DIRECTIONS FOR THIS TASK:
How many lines in this material include the string "text"? Answer with the number and nothing further.

PROVIDED DATA:
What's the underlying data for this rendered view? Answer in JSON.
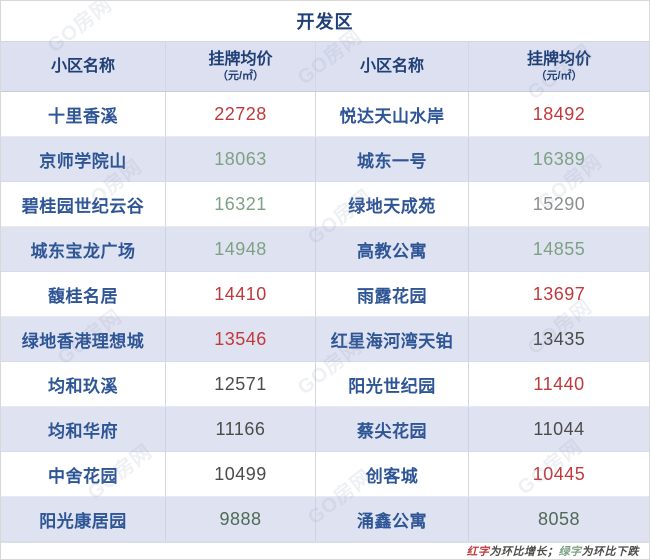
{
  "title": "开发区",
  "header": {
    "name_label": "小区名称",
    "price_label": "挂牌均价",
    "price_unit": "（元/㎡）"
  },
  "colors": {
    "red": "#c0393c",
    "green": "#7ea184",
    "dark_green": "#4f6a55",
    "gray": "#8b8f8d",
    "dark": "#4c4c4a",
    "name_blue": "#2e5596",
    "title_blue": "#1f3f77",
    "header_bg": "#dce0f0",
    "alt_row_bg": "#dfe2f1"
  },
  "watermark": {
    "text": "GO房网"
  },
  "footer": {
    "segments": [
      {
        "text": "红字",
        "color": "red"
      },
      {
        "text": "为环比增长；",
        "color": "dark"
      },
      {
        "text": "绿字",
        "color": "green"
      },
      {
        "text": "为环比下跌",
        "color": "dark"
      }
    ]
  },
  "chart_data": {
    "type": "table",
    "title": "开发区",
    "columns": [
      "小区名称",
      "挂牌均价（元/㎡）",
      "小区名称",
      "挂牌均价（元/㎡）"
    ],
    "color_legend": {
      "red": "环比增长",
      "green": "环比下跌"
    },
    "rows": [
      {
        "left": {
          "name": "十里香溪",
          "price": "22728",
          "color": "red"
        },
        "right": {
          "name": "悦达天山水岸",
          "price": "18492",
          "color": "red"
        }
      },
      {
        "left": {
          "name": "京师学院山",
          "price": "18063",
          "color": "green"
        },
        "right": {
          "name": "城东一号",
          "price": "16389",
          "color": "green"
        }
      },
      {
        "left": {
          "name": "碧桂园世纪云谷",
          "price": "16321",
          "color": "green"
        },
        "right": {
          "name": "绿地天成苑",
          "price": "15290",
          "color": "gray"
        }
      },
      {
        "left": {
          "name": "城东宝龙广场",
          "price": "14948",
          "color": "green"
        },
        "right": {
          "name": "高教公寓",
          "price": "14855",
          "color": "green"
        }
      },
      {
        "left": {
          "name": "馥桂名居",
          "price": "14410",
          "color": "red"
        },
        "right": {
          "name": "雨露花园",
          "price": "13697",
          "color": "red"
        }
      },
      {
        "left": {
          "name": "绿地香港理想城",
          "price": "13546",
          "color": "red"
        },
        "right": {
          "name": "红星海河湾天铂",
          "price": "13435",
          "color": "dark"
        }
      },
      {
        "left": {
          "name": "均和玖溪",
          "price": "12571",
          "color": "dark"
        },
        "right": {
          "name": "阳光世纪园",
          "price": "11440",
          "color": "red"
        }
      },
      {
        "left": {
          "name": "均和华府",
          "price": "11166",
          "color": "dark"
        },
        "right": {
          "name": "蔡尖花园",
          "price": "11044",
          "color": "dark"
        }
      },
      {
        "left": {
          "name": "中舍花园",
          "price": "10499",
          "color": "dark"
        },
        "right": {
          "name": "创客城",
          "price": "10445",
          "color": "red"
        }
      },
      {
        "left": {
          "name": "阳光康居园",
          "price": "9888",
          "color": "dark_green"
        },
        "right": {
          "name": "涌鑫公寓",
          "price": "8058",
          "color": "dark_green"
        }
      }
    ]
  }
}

ANSWER TO THE EXERCISE:
5